» **DIRECTIONS FOR THIS TASK**:
Report only the number of lines in the records that contain the word "image".

* BEGIN *

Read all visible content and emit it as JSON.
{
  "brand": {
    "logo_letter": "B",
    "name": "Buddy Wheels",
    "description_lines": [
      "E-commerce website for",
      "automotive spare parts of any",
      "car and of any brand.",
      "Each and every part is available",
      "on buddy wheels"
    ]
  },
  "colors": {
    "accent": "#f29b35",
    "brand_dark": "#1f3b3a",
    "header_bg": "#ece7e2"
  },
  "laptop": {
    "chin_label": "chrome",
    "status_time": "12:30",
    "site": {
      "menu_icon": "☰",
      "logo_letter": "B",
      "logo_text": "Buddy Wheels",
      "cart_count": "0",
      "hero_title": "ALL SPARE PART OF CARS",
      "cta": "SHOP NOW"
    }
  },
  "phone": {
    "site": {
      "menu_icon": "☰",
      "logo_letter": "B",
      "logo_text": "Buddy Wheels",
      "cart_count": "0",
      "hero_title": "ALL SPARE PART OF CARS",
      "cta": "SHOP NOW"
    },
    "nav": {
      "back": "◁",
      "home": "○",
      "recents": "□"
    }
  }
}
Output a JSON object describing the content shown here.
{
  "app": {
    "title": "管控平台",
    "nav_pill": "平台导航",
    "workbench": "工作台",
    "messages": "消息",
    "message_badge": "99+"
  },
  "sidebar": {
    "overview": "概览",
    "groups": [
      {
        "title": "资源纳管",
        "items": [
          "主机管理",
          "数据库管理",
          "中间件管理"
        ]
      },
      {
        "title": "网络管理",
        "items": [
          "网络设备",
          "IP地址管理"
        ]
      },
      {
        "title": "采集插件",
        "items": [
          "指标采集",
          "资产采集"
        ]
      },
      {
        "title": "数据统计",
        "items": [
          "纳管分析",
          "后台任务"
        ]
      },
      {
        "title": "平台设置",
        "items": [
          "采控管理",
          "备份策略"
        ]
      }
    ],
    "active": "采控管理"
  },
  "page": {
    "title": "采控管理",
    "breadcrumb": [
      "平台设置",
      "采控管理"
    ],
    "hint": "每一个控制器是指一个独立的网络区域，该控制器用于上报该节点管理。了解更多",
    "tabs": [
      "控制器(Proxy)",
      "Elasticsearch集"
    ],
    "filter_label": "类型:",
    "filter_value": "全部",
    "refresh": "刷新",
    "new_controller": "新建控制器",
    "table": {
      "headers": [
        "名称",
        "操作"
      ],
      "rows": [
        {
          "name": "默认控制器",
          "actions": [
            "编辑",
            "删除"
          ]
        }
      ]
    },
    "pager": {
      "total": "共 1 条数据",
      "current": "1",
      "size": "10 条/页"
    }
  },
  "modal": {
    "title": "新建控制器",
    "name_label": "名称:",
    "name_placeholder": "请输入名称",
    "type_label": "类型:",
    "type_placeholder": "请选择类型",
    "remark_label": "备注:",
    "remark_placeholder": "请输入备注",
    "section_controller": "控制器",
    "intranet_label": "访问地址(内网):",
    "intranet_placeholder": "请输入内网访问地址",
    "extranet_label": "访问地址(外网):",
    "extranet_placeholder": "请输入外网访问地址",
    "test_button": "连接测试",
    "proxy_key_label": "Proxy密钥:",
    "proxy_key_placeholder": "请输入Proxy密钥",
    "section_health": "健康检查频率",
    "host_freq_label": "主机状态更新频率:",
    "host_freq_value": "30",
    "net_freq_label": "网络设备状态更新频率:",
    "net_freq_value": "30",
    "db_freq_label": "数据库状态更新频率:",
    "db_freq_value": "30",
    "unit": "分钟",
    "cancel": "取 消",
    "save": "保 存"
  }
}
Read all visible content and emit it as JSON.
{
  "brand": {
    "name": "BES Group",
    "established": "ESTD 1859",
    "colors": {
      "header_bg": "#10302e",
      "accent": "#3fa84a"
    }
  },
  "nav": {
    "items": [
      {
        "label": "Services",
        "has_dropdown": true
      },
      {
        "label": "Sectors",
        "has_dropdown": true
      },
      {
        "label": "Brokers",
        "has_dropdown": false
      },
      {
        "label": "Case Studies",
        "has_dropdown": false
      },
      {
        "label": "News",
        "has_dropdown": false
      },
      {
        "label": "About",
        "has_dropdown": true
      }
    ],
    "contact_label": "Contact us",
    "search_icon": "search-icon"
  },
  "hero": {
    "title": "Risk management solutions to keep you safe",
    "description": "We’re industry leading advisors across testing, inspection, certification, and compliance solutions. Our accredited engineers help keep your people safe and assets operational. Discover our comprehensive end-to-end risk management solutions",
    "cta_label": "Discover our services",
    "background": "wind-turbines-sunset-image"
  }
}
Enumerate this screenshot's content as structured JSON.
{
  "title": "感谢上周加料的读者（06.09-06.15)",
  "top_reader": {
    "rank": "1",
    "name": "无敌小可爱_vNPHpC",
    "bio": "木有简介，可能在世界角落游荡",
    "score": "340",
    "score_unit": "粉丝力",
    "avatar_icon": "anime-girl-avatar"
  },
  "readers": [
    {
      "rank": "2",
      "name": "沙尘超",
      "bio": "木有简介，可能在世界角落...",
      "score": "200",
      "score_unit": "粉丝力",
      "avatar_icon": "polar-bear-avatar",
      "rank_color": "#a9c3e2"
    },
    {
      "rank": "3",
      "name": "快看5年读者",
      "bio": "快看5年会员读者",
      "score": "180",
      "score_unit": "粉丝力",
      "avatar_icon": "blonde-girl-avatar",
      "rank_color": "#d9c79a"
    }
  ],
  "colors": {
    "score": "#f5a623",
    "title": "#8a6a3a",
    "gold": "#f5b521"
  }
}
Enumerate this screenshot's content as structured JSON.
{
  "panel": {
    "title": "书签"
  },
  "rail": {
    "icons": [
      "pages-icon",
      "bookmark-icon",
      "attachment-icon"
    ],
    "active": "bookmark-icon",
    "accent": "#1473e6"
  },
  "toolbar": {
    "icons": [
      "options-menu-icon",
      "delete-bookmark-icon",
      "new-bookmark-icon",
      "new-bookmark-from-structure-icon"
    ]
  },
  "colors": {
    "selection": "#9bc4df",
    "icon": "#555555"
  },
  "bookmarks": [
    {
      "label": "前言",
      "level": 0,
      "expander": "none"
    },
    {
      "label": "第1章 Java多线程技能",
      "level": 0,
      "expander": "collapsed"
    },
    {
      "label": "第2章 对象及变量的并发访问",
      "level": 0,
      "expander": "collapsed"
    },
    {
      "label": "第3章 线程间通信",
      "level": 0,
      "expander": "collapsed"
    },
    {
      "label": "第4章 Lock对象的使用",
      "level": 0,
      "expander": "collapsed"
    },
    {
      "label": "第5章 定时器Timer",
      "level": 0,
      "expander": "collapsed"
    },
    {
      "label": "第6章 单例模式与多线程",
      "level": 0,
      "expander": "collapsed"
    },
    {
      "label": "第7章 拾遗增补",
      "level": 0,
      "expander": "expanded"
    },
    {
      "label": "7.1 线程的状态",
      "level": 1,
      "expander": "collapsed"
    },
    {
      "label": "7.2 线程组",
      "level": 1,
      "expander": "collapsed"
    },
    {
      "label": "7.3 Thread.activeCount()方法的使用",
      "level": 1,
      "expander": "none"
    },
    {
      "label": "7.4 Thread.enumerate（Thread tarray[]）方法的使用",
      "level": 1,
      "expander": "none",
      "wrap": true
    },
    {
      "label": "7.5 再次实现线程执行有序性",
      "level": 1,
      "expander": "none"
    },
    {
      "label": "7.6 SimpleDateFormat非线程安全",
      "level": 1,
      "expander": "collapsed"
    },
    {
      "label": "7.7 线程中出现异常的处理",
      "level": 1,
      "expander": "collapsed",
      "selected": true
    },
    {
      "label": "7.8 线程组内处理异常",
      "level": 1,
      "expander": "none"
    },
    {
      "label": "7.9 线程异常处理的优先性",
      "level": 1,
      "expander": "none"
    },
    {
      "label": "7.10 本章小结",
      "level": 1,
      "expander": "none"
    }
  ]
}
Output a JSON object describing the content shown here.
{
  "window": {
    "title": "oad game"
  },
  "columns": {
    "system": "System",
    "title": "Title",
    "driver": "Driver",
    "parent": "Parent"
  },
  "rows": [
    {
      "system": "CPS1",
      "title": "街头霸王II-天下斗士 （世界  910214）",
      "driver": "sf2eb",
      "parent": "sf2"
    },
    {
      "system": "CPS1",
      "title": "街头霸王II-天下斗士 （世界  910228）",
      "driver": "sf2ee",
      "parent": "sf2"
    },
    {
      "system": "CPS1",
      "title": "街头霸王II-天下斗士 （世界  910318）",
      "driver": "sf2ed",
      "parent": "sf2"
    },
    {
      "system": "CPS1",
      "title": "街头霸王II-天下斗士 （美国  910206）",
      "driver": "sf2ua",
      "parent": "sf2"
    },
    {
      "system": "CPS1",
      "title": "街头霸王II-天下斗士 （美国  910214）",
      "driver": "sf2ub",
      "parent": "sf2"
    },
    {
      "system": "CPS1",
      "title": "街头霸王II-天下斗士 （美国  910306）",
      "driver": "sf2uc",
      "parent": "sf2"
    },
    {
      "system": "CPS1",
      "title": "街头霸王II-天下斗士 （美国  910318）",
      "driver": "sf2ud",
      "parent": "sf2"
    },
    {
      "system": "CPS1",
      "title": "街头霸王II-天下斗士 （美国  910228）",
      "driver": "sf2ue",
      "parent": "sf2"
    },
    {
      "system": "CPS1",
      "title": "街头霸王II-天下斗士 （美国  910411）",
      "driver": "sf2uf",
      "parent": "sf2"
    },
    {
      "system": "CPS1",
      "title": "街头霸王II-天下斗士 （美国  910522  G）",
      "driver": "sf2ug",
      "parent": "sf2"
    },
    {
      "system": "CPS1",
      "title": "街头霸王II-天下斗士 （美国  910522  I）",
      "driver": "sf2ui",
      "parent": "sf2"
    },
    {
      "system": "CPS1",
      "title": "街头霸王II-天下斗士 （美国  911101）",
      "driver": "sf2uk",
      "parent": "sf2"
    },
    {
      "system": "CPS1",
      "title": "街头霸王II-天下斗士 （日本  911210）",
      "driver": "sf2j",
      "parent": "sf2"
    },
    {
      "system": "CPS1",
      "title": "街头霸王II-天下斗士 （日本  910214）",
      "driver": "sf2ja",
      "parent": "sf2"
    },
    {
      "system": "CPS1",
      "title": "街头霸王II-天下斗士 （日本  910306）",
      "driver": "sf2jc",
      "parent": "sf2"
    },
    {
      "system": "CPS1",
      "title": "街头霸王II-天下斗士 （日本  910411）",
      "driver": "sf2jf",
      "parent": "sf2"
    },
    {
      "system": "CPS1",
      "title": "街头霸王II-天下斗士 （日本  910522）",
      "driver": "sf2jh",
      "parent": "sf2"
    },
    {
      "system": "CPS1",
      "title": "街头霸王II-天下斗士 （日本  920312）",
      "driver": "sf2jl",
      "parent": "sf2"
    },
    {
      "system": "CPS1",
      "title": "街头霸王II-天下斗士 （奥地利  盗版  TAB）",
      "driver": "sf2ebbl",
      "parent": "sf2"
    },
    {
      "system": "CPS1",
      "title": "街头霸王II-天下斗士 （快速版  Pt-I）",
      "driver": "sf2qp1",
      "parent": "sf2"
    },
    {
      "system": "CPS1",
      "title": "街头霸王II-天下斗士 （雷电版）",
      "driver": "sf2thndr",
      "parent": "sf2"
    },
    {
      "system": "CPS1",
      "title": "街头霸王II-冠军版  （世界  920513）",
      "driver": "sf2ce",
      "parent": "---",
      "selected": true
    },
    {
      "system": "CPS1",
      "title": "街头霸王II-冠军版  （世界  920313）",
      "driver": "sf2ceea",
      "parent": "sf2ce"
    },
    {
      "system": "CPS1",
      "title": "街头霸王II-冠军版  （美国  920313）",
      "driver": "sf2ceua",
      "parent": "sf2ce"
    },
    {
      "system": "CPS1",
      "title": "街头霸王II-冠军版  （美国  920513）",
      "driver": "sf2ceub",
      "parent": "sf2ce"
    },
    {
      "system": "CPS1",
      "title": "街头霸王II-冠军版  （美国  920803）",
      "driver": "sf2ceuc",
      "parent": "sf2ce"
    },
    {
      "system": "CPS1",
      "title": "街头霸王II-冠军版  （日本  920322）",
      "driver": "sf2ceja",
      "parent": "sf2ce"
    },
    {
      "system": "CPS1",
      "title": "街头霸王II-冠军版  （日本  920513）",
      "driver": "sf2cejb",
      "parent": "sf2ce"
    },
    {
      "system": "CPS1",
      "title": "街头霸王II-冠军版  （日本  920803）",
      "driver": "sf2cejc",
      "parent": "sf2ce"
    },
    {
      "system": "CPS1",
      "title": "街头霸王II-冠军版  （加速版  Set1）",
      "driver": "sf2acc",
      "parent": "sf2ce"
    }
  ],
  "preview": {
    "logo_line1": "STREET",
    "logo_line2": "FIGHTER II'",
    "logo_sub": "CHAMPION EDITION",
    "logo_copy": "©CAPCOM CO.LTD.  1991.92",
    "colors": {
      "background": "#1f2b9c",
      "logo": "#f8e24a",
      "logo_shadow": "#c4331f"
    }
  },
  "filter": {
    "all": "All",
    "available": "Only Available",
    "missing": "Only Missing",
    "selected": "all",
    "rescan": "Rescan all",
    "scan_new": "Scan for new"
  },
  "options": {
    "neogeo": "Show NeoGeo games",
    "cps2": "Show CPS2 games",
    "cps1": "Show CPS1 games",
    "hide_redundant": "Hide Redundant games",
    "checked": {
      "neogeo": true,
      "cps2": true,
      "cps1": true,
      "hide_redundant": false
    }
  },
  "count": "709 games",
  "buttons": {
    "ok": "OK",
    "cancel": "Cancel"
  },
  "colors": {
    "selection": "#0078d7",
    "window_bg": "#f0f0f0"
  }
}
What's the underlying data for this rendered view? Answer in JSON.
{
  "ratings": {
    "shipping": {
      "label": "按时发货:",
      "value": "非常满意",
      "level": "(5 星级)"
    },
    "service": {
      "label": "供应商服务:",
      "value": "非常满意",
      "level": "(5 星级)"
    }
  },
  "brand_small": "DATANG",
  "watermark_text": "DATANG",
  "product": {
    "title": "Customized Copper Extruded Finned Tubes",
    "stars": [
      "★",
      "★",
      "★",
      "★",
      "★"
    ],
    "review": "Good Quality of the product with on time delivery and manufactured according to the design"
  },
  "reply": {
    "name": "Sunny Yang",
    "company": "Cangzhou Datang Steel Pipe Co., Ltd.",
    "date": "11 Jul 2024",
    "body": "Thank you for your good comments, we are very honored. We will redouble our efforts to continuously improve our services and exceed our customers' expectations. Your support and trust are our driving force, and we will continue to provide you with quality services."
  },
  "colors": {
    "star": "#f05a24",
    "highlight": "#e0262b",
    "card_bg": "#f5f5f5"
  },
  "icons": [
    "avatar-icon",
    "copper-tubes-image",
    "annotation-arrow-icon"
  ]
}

* END *

» **CORRECT RESPONSE**:
2